[start]

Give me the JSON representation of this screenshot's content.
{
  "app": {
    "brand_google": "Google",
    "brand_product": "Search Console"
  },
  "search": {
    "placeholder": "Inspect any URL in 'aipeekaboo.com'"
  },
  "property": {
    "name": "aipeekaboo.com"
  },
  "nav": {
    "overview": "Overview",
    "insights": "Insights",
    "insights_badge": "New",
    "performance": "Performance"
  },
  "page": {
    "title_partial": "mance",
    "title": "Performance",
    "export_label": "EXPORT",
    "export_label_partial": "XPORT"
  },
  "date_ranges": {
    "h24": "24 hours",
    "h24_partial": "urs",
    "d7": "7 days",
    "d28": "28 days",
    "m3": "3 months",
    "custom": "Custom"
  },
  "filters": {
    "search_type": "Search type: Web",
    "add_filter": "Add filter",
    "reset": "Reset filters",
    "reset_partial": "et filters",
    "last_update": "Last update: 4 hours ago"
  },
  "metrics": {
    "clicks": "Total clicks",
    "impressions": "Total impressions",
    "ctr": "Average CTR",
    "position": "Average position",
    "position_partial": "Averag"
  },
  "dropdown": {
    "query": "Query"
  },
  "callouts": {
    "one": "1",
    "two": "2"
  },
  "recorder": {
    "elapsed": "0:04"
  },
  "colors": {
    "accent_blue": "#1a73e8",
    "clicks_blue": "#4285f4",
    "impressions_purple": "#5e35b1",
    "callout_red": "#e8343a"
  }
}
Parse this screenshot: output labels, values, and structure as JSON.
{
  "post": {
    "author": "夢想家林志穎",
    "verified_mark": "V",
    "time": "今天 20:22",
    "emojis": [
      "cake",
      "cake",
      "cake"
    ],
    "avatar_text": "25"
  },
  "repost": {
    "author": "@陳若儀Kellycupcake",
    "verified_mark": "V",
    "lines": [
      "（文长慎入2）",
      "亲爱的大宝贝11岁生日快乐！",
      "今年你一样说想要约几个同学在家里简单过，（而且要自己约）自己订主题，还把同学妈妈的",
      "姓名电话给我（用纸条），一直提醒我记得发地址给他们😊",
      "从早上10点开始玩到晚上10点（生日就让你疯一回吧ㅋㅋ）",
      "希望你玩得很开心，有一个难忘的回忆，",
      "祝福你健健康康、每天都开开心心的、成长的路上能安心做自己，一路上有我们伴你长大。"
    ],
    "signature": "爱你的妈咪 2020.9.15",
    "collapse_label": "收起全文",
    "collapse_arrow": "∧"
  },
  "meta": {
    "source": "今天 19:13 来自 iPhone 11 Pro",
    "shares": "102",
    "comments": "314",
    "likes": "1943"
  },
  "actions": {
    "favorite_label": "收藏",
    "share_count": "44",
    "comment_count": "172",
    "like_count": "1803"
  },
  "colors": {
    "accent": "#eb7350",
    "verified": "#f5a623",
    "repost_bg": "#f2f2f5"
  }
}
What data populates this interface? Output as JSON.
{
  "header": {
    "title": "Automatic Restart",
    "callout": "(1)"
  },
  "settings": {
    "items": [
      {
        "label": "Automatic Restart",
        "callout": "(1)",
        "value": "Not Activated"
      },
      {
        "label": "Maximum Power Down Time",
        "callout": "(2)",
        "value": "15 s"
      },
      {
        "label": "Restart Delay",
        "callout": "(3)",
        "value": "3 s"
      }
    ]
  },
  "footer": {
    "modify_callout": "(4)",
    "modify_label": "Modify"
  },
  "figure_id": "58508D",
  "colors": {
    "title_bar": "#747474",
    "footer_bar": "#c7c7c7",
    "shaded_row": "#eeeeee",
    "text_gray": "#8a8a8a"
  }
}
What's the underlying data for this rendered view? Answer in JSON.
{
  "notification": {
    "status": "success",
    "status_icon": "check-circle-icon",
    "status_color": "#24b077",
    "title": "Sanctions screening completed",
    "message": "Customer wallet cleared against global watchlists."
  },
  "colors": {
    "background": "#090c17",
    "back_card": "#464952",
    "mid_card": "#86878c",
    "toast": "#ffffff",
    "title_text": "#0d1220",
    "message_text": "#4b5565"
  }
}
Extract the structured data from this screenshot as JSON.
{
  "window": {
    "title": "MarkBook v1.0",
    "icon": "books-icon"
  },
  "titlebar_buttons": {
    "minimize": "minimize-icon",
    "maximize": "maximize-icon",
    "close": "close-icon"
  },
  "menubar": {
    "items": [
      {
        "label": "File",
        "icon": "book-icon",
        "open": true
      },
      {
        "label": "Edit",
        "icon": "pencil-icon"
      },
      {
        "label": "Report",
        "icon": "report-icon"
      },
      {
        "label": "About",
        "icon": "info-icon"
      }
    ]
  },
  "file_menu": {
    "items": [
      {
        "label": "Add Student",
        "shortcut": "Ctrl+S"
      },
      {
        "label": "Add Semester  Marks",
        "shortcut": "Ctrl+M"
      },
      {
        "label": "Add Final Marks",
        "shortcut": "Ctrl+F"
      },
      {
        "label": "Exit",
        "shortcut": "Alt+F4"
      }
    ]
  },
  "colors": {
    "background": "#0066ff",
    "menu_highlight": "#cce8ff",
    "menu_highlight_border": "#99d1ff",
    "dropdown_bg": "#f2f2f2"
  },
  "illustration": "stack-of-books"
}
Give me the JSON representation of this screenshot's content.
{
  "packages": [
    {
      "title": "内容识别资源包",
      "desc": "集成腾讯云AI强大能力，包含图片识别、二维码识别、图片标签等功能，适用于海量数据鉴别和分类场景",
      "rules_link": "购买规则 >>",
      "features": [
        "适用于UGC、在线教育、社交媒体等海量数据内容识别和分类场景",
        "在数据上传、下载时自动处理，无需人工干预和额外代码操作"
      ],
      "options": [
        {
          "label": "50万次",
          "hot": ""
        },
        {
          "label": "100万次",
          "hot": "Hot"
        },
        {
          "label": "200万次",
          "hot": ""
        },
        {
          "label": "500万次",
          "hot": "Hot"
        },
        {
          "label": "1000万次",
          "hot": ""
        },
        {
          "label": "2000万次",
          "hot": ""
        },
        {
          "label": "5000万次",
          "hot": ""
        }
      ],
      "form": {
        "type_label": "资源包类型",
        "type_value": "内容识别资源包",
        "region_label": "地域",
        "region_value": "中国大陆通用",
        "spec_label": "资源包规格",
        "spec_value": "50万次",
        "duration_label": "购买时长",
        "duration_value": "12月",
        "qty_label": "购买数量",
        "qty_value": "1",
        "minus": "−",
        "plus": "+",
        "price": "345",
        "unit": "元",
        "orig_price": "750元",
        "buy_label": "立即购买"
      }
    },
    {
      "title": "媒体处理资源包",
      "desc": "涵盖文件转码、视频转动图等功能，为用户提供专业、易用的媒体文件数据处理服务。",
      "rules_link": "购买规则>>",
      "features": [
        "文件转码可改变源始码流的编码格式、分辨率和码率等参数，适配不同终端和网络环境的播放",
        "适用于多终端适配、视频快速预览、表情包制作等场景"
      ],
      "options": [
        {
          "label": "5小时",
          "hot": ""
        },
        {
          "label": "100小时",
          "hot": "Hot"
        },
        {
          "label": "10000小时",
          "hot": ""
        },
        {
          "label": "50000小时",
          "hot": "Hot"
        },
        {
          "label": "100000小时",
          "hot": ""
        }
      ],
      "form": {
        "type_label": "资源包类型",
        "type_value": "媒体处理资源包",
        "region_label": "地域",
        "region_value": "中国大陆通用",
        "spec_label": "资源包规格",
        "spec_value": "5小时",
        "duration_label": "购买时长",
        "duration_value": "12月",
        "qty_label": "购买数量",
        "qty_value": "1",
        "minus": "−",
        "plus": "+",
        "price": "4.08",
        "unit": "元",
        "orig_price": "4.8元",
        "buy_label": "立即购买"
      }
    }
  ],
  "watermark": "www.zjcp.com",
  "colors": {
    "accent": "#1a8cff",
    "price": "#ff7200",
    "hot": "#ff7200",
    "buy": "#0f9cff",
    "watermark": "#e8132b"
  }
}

[end]

● **What the exercise asks**: Pick out each line that holds the string "filters".

● **Response**:
  "filters": {
    "reset": "Reset filters",
    "reset_partial": "et filters",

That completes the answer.